◆ Exercise instructions:
Copy out each line that has "screenshot" in it.

━━ Records to process ━━

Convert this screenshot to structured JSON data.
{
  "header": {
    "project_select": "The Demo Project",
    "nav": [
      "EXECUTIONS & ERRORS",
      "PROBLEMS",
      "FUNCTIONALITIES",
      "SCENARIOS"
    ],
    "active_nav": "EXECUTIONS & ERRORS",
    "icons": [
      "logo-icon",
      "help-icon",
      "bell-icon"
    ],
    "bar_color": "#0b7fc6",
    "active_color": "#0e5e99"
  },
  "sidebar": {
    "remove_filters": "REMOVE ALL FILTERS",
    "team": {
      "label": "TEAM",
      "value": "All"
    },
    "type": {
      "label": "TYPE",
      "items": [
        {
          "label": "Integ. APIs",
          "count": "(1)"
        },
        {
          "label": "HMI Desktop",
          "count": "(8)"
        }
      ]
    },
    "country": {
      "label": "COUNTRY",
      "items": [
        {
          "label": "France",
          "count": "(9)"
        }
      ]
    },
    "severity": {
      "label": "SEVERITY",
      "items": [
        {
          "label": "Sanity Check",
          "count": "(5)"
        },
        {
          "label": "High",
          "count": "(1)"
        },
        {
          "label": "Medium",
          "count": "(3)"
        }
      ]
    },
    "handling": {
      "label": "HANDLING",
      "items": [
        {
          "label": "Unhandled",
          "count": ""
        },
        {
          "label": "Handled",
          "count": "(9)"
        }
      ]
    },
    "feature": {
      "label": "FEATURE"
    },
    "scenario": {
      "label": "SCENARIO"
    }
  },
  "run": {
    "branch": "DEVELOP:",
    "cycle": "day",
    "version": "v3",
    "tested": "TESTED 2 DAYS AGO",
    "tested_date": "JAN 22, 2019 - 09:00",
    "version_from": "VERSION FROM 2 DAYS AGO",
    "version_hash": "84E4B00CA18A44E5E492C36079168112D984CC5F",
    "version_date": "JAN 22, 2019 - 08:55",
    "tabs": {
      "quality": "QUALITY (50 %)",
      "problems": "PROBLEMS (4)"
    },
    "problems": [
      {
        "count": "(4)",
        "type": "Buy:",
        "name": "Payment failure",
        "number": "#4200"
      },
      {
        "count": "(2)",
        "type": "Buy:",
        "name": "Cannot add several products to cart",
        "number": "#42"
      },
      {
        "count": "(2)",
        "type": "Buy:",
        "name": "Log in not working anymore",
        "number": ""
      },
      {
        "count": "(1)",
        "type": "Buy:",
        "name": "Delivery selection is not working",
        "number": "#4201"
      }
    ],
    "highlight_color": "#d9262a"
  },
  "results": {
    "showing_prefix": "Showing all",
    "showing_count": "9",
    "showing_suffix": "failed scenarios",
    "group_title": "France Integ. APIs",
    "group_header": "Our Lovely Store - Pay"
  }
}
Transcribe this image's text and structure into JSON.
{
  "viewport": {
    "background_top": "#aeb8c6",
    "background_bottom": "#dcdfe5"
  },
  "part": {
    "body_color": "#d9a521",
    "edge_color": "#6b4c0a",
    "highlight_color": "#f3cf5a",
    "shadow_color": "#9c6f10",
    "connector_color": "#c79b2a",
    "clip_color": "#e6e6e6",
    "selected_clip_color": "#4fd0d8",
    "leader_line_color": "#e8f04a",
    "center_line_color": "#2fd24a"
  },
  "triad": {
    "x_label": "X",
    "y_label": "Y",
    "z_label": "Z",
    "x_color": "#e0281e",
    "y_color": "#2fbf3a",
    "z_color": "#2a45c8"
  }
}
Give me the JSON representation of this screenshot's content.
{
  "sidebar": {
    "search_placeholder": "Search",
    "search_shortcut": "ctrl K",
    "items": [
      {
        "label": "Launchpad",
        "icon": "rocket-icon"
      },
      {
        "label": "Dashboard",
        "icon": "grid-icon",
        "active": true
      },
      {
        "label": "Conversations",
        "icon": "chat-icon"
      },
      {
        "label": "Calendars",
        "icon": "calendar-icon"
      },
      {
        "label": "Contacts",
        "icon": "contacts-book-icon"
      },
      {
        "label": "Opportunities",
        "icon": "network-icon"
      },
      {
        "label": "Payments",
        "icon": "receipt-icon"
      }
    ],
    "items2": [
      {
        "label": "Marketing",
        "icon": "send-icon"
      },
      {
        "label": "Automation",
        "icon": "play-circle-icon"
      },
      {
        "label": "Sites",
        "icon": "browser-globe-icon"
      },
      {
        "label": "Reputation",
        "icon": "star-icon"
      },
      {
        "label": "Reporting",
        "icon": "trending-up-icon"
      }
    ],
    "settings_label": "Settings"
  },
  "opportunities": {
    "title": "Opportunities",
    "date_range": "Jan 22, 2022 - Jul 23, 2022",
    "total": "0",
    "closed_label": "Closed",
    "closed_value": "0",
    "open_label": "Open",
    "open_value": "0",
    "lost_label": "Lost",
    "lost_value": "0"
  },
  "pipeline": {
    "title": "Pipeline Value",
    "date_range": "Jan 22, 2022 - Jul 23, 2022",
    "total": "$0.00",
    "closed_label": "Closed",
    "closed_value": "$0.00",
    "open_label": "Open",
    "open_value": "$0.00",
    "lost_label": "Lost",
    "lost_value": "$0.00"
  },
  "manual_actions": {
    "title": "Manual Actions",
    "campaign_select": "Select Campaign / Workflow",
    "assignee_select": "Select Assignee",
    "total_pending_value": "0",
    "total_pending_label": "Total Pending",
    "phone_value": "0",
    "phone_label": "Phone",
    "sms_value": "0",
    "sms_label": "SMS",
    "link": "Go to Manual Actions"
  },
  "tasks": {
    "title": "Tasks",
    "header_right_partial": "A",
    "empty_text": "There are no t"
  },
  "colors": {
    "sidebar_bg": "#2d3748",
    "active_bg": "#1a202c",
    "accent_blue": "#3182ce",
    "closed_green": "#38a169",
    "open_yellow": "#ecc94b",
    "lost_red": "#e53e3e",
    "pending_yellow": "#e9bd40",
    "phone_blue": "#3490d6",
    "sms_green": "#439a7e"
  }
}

━━━

◆ Right answer:
Convert this screenshot to structured JSON data.
Give me the JSON representation of this screenshot's content.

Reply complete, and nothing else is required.